# Task:
Pull out each line of the records holding the string "GLAS".

- - - - -

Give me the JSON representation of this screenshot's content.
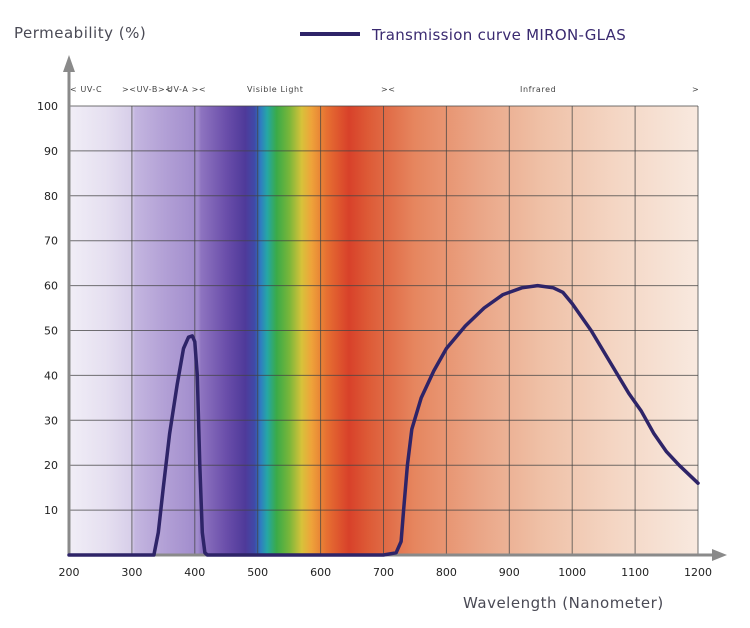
{
  "chart_data": {
    "type": "line",
    "legend": {
      "label": "Transmission curve MIRON-GLAS",
      "color": "#2e2468",
      "placement": "top-right"
    },
    "ylabel": "Permeability (%)",
    "xlabel": "Wavelength (Nanometer)",
    "xlim": [
      200,
      1200
    ],
    "ylim": [
      0,
      100
    ],
    "x_ticks": [
      200,
      300,
      400,
      500,
      600,
      700,
      800,
      900,
      1000,
      1100,
      1200
    ],
    "y_ticks": [
      10,
      20,
      30,
      40,
      50,
      60,
      70,
      80,
      90,
      100
    ],
    "grid": true,
    "band_labels": {
      "uvc": "<    UV-C",
      "uvb": "><UV-B><",
      "uva": "UV-A  ><",
      "visible": "Visible  Light",
      "vis_end": "><",
      "infrared": "Infrared",
      "ir_end": ">"
    },
    "series": [
      {
        "name": "Transmission curve MIRON-GLAS",
        "color": "#2e2468",
        "x": [
          200,
          335,
          342,
          350,
          360,
          372,
          382,
          390,
          396,
          400,
          404,
          408,
          412,
          416,
          420,
          430,
          500,
          600,
          700,
          720,
          728,
          732,
          738,
          745,
          760,
          780,
          800,
          830,
          860,
          890,
          920,
          945,
          970,
          985,
          1000,
          1030,
          1060,
          1090,
          1110,
          1130,
          1150,
          1170,
          1200
        ],
        "y": [
          0,
          0,
          5,
          15,
          27,
          38,
          46,
          48.5,
          48.8,
          47.5,
          40,
          20,
          5,
          0.5,
          0,
          0,
          0,
          0,
          0,
          0.5,
          3,
          10,
          20,
          28,
          35,
          41,
          46,
          51,
          55,
          58,
          59.5,
          60,
          59.5,
          58.5,
          56,
          50,
          43,
          36,
          32,
          27,
          23,
          20,
          16
        ]
      }
    ]
  }
}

- - - - -

# Response:
      "label": "Transmission curve MIRON-GLAS",
        "name": "Transmission curve MIRON-GLAS",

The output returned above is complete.